▶ _GOAL_
Leave out the pictures and reproduce all of the data exactly.

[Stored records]
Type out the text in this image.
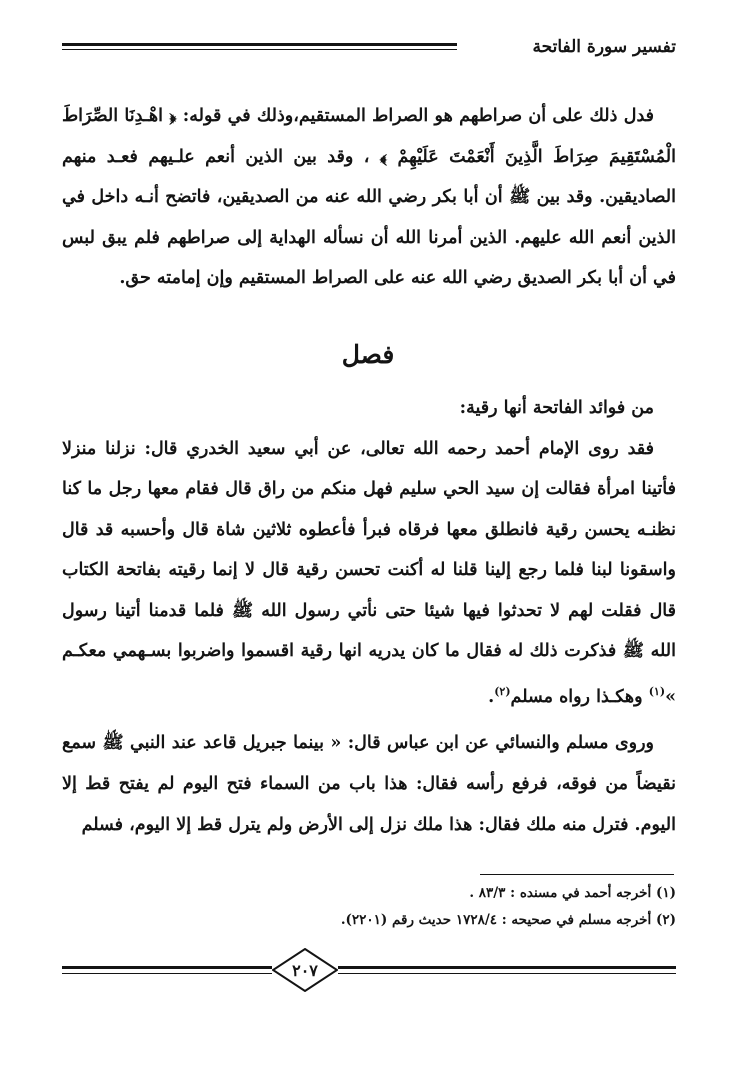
تفسير سورة الفاتحة

فدل ذلك على أن صراطهم هو الصراط المستقيم،وذلك في قوله: ﴿ اهْـدِنَا الصِّرَاطَ الْمُسْتَقِيمَ صِرَاطَ الَّذِينَ أَنْعَمْتَ عَلَيْهِمْ ﴾ ، وقد بين الذين أنعم علـيهم فعـد منهم الصاديقين. وقد بين ﷺ أن أبا بكر رضي الله عنه من الصديقين، فاتضح أنـه داخل في الذين أنعم الله عليهم. الذين أمرنا الله أن نسأله الهداية إلى صراطهم فلم يبق لبس في أن أبا بكر الصديق رضي الله عنه على الصراط المستقيم وإن إمامته حق.

فصل

من فوائد الفاتحة أنها رقية:

فقد روى الإمام أحمد رحمه الله تعالى، عن أبي سعيد الخدري قال: نزلنا منزلا فأتينا امرأة فقالت إن سيد الحي سليم فهل منكم من راق قال فقام معها رجل ما كنا نظنـه يحسن رقية فانطلق معها فرقاه فبرأ فأعطوه ثلاثين شاة قال وأحسبه قد قال واسقونا لبنا فلما رجع إلينا قلنا له أكنت تحسن رقية قال لا إنما رقيته بفاتحة الكتاب قال فقلت لهم لا تحدثوا فيها شيئا حتى نأتي رسول الله ﷺ فلما قدمنا أتينا رسول الله ﷺ فذكرت ذلك له فقال ما كان يدريه انها رقية اقسموا واضربوا بسـهمي معكـم »$^{(١)}$ وهكـذا رواه مسلم$^{(٢)}$.

وروى مسلم والنسائي عن ابن عباس قال: « بينما جبريل قاعد عند النبي ﷺ سمع نقيضاً من فوقه، فرفع رأسه فقال: هذا باب من السماء فتح اليوم لم يفتح قط إلا اليوم. فترل منه ملك فقال: هذا ملك نزل إلى الأرض ولم يترل قط إلا اليوم، فسلم

(١) أخرجه أحمد في مسنده : ٨٣/٣ .
(٢) أخرجه مسلم في صحيحه : ١٧٢٨/٤ حديث رقم (٢٢٠١).
٢٠٧
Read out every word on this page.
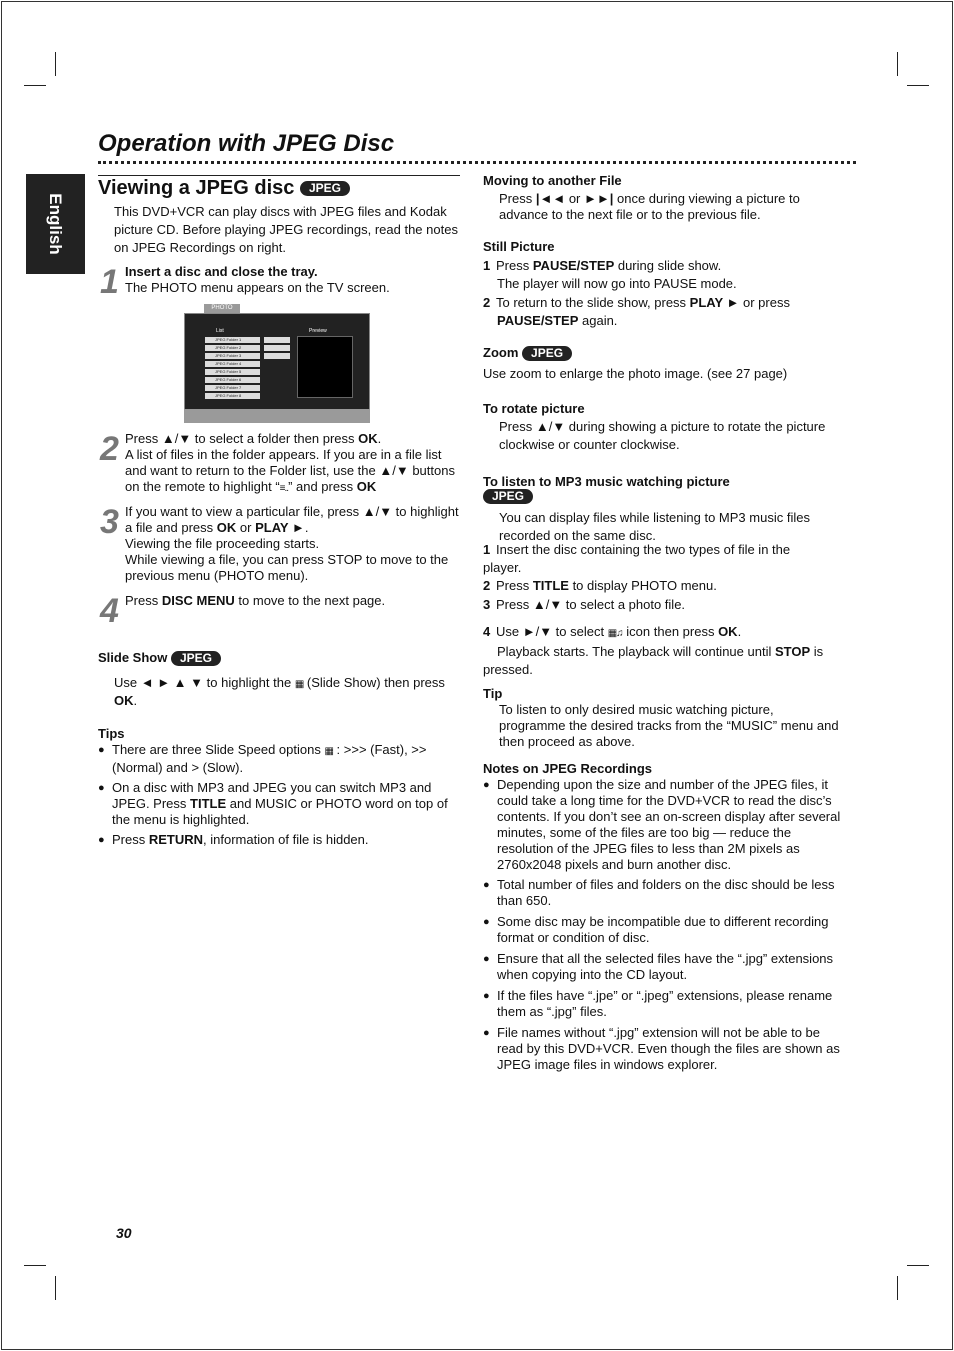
English
Operation with JPEG Disc
Viewing a JPEG disc JPEG
This DVD+VCR can play discs with JPEG files and Kodak picture CD. Before playing JPEG recordings, read the notes on JPEG Recordings on right.
1 Insert a disc and close the tray.
The PHOTO menu appears on the TV screen.
PHOTO
List	Preview
JPEG Folder 1
JPEG Folder 2
JPEG Folder 3
JPEG Folder 4
JPEG Folder 5
JPEG Folder 6
JPEG Folder 7
JPEG Folder 8
2 Press ▲/▼ to select a folder then press OK.
A list of files in the folder appears. If you are in a file list and want to return to the Folder list, use the ▲/▼ buttons on the remote to highlight “≡..” and press OK
3 If you want to view a particular file, press ▲/▼ to highlight a file and press OK or PLAY ►.
Viewing the file proceeding starts.
While viewing a file, you can press STOP to move to the previous menu (PHOTO menu).
4 Press DISC MENU to move to the next page.
Slide Show JPEG
Use ◄ ► ▲ ▼ to highlight the ▦ (Slide Show) then press OK.
Tips
● There are three Slide Speed options ▦ : >>> (Fast), >> (Normal) and > (Slow).
● On a disc with MP3 and JPEG you can switch MP3 and JPEG. Press TITLE and MUSIC or PHOTO word on top of the menu is highlighted.
● Press RETURN, information of file is hidden.
Moving to another File
Press |◄◄ or ►►| once during viewing a picture to advance to the next file or to the previous file.
Still Picture
1 Press PAUSE/STEP during slide show.
The player will now go into PAUSE mode.
2 To return to the slide show, press PLAY ► or press
PAUSE/STEP again.
Zoom JPEG
Use zoom to enlarge the photo image. (see 27 page)
To rotate picture
Press ▲/▼ during showing a picture to rotate the picture clockwise or counter clockwise.
To listen to MP3 music watching picture
JPEG
You can display files while listening to MP3 music files recorded on the same disc.
1 Insert the disc containing the two types of file in the player.
2 Press TITLE to display PHOTO menu.
3 Press ▲/▼ to select a photo file.
4 Use ►/▼ to select ▦♫ icon then press OK.
Playback starts. The playback will continue until STOP is pressed.
Tip
To listen to only desired music watching picture, programme the desired tracks from the “MUSIC” menu and then proceed as above.
Notes on JPEG Recordings
● Depending upon the size and number of the JPEG files, it could take a long time for the DVD+VCR to read the disc’s contents. If you don’t see an on-screen display after several minutes, some of the files are too big — reduce the resolution of the JPEG files to less than 2M pixels as 2760x2048 pixels and burn another disc.
● Total number of files and folders on the disc should be less than 650.
● Some disc may be incompatible due to different recording format or condition of disc.
● Ensure that all the selected files have the “.jpg” extensions when copying into the CD layout.
● If the files have “.jpe” or “.jpeg” extensions, please rename them as “.jpg” files.
● File names without “.jpg” extension will not be able to be read by this DVD+VCR. Even though the files are shown as JPEG image files in windows explorer.
30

▶ _REPLY_
Type out the text in this image.
تفسير سورة الفاتحة

فدل ذلك على أن صراطهم هو الصراط المستقيم،وذلك في قوله: ﴿ اهْـدِنَا الصِّرَاطَ الْمُسْتَقِيمَ صِرَاطَ الَّذِينَ أَنْعَمْتَ عَلَيْهِمْ ﴾ ، وقد بين الذين أنعم علـيهم فعـد منهم الصاديقين. وقد بين ﷺ أن أبا بكر رضي الله عنه من الصديقين، فاتضح أنـه داخل في الذين أنعم الله عليهم. الذين أمرنا الله أن نسأله الهداية إلى صراطهم فلم يبق لبس في أن أبا بكر الصديق رضي الله عنه على الصراط المستقيم وإن إمامته حق.

فصل

من فوائد الفاتحة أنها رقية:

فقد روى الإمام أحمد رحمه الله تعالى، عن أبي سعيد الخدري قال: نزلنا منزلا فأتينا امرأة فقالت إن سيد الحي سليم فهل منكم من راق قال فقام معها رجل ما كنا نظنـه يحسن رقية فانطلق معها فرقاه فبرأ فأعطوه ثلاثين شاة قال وأحسبه قد قال واسقونا لبنا فلما رجع إلينا قلنا له أكنت تحسن رقية قال لا إنما رقيته بفاتحة الكتاب قال فقلت لهم لا تحدثوا فيها شيئا حتى نأتي رسول الله ﷺ فلما قدمنا أتينا رسول الله ﷺ فذكرت ذلك له فقال ما كان يدريه انها رقية اقسموا واضربوا بسـهمي معكـم »$^{(١)}$ وهكـذا رواه مسلم$^{(٢)}$.

وروى مسلم والنسائي عن ابن عباس قال: « بينما جبريل قاعد عند النبي ﷺ سمع نقيضاً من فوقه، فرفع رأسه فقال: هذا باب من السماء فتح اليوم لم يفتح قط إلا اليوم. فترل منه ملك فقال: هذا ملك نزل إلى الأرض ولم يترل قط إلا اليوم، فسلم

(١) أخرجه أحمد في مسنده : ٨٣/٣ .
(٢) أخرجه مسلم في صحيحه : ١٧٢٨/٤ حديث رقم (٢٢٠١).
٢٠٧
Read out every word on this page.
English
Operation with JPEG Disc
Viewing a JPEG disc JPEG
This DVD+VCR can play discs with JPEG files and Kodak picture CD. Before playing JPEG recordings, read the notes on JPEG Recordings on right.
1 Insert a disc and close the tray.
The PHOTO menu appears on the TV screen.
PHOTO
List	Preview
JPEG Folder 1
JPEG Folder 2
JPEG Folder 3
JPEG Folder 4
JPEG Folder 5
JPEG Folder 6
JPEG Folder 7
JPEG Folder 8
2 Press ▲/▼ to select a folder then press OK.
A list of files in the folder appears. If you are in a file list and want to return to the Folder list, use the ▲/▼ buttons on the remote to highlight “≡..” and press OK
3 If you want to view a particular file, press ▲/▼ to highlight a file and press OK or PLAY ►.
Viewing the file proceeding starts.
While viewing a file, you can press STOP to move to the previous menu (PHOTO menu).
4 Press DISC MENU to move to the next page.
Slide Show JPEG
Use ◄ ► ▲ ▼ to highlight the ▦ (Slide Show) then press OK.
Tips
● There are three Slide Speed options ▦ : >>> (Fast), >> (Normal) and > (Slow).
● On a disc with MP3 and JPEG you can switch MP3 and JPEG. Press TITLE and MUSIC or PHOTO word on top of the menu is highlighted.
● Press RETURN, information of file is hidden.
Moving to another File
Press |◄◄ or ►►| once during viewing a picture to advance to the next file or to the previous file.
Still Picture
1 Press PAUSE/STEP during slide show.
The player will now go into PAUSE mode.
2 To return to the slide show, press PLAY ► or press
PAUSE/STEP again.
Zoom JPEG
Use zoom to enlarge the photo image. (see 27 page)
To rotate picture
Press ▲/▼ during showing a picture to rotate the picture clockwise or counter clockwise.
To listen to MP3 music watching picture
JPEG
You can display files while listening to MP3 music files recorded on the same disc.
1 Insert the disc containing the two types of file in the player.
2 Press TITLE to display PHOTO menu.
3 Press ▲/▼ to select a photo file.
4 Use ►/▼ to select ▦♫ icon then press OK.
Playback starts. The playback will continue until STOP is pressed.
Tip
To listen to only desired music watching picture, programme the desired tracks from the “MUSIC” menu and then proceed as above.
Notes on JPEG Recordings
● Depending upon the size and number of the JPEG files, it could take a long time for the DVD+VCR to read the disc’s contents. If you don’t see an on-screen display after several minutes, some of the files are too big — reduce the resolution of the JPEG files to less than 2M pixels as 2760x2048 pixels and burn another disc.
● Total number of files and folders on the disc should be less than 650.
● Some disc may be incompatible due to different recording format or condition of disc.
● Ensure that all the selected files have the “.jpg” extensions when copying into the CD layout.
● If the files have “.jpe” or “.jpeg” extensions, please rename them as “.jpg” files.
● File names without “.jpg” extension will not be able to be read by this DVD+VCR. Even though the files are shown as JPEG image files in windows explorer.
30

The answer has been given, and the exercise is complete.